# Prompt:
State how many lines contain "fall", and write nothing except that count.

(Entries with figure data)
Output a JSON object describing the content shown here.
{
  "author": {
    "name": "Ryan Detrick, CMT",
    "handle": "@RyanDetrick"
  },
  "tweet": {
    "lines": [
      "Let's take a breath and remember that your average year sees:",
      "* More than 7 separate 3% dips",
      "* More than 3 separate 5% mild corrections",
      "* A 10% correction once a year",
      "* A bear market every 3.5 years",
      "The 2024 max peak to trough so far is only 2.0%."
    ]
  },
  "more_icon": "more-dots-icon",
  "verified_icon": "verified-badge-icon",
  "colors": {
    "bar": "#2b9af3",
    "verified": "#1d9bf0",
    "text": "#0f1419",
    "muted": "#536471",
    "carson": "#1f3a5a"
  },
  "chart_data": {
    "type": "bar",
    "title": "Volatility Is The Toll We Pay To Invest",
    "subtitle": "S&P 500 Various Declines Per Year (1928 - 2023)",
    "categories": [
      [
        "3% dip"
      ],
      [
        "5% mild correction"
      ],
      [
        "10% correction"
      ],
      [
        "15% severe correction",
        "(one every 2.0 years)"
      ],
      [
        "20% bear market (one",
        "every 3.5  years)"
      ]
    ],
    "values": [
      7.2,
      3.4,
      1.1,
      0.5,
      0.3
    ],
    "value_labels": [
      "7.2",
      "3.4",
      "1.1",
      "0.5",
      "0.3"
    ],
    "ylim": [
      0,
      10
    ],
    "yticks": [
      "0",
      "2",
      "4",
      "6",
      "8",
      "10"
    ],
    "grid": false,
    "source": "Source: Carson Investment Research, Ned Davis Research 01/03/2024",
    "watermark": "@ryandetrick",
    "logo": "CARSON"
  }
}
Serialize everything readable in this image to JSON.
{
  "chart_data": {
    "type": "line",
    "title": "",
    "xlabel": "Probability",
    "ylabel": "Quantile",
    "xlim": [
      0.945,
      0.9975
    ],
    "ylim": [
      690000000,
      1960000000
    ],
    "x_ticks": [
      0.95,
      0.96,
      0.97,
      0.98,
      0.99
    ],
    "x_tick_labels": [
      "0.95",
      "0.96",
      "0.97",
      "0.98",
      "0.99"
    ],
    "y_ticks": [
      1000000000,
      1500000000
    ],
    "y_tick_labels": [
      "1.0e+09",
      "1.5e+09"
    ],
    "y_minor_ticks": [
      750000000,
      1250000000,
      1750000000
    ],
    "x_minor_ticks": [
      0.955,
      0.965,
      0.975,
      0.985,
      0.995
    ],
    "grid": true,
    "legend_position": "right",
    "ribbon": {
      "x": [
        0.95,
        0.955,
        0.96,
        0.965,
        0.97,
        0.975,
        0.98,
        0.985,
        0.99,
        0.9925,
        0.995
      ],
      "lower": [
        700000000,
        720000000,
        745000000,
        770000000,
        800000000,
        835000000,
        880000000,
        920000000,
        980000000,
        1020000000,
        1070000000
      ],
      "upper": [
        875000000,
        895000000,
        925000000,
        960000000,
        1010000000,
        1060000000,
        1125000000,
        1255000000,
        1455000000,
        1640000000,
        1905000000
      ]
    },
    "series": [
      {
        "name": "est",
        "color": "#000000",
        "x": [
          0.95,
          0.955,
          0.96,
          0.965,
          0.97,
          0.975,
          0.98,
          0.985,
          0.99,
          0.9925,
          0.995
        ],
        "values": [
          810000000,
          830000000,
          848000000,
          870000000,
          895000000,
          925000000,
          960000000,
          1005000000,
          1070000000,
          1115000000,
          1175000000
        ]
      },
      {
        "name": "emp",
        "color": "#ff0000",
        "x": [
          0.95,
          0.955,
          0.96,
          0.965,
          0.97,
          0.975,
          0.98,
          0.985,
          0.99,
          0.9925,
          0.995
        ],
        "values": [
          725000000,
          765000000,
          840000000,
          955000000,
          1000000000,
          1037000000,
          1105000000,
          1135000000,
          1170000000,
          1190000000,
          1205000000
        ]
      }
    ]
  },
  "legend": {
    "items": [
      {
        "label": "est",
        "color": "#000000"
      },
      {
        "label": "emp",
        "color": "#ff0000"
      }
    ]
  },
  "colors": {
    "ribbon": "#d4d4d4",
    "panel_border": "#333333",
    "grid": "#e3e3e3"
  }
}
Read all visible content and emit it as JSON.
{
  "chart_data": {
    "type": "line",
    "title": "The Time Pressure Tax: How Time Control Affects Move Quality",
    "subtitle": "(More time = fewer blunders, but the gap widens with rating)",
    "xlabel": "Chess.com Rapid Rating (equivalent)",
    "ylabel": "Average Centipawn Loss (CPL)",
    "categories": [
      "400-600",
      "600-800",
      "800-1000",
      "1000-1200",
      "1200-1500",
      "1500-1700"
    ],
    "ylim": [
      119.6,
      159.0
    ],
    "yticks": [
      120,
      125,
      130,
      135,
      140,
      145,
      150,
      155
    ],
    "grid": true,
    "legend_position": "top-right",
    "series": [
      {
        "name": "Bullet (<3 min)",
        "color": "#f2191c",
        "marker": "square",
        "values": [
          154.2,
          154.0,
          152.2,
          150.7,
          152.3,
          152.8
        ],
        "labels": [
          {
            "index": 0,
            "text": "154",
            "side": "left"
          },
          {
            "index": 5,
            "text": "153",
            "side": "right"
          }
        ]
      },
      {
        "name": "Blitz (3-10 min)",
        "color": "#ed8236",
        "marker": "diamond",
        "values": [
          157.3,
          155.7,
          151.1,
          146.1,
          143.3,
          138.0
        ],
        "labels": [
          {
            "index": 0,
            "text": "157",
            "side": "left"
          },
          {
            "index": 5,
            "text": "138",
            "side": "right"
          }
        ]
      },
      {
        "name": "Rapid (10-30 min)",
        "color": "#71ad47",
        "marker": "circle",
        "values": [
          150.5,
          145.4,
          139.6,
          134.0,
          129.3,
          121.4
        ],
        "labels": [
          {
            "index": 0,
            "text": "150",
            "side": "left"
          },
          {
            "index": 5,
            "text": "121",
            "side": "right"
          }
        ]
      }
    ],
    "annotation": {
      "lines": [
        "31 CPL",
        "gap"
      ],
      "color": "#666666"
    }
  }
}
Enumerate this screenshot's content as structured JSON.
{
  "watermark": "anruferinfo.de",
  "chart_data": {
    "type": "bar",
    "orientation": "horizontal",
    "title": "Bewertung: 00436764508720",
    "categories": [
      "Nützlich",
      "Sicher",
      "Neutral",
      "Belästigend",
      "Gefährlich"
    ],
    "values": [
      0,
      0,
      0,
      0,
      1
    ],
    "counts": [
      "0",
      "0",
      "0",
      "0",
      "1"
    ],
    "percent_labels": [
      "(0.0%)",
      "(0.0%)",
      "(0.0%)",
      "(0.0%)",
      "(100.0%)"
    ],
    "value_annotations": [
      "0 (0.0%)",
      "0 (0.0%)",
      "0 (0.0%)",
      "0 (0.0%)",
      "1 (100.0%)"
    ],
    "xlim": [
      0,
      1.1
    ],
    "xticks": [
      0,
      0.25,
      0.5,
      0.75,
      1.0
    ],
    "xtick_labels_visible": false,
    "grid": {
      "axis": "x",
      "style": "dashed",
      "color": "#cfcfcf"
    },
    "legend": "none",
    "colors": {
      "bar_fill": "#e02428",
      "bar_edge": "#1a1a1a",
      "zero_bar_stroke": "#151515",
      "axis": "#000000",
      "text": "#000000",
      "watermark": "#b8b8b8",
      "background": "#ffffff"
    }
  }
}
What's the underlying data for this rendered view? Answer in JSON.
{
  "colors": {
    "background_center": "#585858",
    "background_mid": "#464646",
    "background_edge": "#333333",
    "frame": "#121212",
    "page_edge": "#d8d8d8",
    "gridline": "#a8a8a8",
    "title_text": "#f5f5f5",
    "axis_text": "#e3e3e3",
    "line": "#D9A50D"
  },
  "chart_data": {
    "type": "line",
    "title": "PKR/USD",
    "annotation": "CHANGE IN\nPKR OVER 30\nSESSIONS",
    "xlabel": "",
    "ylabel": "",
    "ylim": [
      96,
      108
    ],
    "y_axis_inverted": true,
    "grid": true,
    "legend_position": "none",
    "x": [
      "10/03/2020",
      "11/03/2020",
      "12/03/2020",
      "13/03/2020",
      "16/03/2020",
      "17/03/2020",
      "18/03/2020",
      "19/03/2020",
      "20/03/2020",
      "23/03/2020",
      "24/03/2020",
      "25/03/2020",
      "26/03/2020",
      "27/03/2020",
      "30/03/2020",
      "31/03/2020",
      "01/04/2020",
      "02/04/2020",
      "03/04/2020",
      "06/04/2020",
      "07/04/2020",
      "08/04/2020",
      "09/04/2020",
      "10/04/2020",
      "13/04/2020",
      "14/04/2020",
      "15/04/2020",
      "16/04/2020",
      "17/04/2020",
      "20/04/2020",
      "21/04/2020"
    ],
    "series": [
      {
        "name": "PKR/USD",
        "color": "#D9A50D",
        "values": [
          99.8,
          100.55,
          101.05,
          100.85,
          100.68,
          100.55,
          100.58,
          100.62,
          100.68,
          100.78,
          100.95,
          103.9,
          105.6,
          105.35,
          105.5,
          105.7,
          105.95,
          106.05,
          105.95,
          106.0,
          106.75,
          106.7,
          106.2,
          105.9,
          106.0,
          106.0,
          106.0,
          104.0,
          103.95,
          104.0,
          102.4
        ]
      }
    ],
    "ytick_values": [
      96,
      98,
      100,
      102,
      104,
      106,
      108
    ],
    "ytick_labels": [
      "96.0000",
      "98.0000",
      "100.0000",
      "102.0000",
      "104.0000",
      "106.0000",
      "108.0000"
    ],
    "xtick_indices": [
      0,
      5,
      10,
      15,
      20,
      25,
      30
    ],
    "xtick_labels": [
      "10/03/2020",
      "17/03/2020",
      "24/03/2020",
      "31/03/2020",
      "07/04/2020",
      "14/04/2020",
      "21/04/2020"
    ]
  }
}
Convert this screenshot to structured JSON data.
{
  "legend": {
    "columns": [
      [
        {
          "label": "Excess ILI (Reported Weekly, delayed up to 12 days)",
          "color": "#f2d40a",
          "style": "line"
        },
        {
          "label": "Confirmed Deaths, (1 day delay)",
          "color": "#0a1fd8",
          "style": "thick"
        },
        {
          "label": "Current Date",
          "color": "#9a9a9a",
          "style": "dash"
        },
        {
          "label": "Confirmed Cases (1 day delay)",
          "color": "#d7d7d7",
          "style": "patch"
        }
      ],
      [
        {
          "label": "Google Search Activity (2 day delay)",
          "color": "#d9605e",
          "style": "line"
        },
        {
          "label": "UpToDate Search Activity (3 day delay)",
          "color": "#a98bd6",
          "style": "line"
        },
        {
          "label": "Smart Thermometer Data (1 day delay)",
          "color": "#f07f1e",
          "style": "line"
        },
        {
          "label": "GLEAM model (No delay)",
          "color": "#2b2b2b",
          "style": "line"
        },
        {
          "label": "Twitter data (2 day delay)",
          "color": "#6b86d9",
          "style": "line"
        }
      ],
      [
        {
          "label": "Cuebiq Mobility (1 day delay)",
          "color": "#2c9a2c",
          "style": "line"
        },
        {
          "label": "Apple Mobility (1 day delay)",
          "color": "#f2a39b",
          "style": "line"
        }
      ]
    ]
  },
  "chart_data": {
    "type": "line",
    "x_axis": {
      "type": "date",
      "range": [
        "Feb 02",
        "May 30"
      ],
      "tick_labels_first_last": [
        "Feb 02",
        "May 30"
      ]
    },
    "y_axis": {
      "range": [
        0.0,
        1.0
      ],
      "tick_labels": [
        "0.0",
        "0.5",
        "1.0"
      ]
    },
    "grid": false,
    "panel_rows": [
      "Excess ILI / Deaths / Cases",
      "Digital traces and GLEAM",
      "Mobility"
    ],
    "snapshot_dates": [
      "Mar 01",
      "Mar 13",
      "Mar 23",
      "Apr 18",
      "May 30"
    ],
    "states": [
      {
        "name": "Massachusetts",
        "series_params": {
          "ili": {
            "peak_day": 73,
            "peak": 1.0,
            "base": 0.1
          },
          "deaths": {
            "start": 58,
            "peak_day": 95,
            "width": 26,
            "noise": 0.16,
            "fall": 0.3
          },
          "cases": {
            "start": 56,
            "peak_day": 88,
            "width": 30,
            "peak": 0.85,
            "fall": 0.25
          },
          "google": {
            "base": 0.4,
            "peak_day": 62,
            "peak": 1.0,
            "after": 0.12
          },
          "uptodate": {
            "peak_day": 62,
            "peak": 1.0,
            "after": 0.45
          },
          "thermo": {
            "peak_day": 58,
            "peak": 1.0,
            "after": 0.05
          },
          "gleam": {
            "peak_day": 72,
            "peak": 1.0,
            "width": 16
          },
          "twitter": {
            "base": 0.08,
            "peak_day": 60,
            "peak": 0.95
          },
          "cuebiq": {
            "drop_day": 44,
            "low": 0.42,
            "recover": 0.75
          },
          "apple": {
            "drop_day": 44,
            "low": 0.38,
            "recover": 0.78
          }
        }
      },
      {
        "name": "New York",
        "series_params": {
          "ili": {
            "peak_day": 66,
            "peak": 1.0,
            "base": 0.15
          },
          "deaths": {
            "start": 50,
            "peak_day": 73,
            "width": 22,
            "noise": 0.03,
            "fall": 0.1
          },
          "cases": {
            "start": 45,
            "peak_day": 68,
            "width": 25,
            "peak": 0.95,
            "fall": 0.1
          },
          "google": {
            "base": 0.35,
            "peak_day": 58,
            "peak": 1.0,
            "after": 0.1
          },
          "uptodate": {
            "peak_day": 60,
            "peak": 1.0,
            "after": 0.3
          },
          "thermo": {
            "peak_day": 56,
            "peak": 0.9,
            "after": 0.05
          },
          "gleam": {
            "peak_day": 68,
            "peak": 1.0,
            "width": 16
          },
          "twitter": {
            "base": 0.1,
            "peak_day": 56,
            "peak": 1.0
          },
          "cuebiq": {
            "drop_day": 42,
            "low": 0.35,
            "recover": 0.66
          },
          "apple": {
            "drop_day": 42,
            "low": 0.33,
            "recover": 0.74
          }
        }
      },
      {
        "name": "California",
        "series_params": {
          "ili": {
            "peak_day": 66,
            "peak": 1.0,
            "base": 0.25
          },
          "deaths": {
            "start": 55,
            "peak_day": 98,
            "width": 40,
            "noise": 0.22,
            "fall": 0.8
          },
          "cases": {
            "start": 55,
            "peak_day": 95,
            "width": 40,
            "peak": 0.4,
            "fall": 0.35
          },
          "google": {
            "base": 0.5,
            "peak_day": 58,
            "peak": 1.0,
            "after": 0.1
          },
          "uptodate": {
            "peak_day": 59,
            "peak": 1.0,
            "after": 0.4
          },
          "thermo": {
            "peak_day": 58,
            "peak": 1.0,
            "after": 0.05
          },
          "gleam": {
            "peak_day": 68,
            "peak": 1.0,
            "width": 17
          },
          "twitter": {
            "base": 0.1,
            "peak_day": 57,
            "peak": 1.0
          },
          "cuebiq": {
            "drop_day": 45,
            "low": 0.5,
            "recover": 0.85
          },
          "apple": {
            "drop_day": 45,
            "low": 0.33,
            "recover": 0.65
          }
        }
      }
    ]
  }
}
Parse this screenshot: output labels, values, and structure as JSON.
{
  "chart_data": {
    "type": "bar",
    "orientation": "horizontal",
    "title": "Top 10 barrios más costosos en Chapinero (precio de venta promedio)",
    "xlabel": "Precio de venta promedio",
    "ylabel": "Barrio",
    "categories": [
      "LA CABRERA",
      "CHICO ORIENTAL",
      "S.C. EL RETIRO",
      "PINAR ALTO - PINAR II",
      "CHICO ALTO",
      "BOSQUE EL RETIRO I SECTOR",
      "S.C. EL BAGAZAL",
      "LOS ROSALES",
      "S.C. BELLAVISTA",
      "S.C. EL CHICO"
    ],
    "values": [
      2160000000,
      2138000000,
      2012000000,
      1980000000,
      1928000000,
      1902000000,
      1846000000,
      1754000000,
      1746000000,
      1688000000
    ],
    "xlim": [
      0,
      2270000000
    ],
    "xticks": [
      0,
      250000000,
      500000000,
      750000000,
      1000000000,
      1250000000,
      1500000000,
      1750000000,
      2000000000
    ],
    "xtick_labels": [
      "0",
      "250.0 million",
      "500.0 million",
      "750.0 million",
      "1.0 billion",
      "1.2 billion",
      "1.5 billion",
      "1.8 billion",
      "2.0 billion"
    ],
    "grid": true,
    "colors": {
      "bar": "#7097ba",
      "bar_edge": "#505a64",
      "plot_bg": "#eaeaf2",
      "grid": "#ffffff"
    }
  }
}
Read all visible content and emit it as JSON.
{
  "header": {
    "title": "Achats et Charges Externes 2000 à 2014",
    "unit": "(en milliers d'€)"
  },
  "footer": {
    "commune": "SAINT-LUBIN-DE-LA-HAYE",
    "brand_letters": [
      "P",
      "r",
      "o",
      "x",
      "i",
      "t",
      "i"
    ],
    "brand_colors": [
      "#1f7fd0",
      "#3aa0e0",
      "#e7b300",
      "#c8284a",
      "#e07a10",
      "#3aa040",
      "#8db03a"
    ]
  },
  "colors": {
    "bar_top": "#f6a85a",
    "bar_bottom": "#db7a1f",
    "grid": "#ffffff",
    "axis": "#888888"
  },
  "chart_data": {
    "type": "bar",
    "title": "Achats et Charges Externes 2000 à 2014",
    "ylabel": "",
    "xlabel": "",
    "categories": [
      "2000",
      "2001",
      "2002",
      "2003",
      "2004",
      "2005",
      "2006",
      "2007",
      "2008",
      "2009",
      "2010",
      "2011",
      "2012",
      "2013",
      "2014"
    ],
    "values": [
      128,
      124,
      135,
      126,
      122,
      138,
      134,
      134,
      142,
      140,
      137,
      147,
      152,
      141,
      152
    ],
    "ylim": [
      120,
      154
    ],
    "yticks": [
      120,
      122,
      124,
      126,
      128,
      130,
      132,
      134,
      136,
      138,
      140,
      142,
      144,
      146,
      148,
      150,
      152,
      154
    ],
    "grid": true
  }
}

# Task answer:
6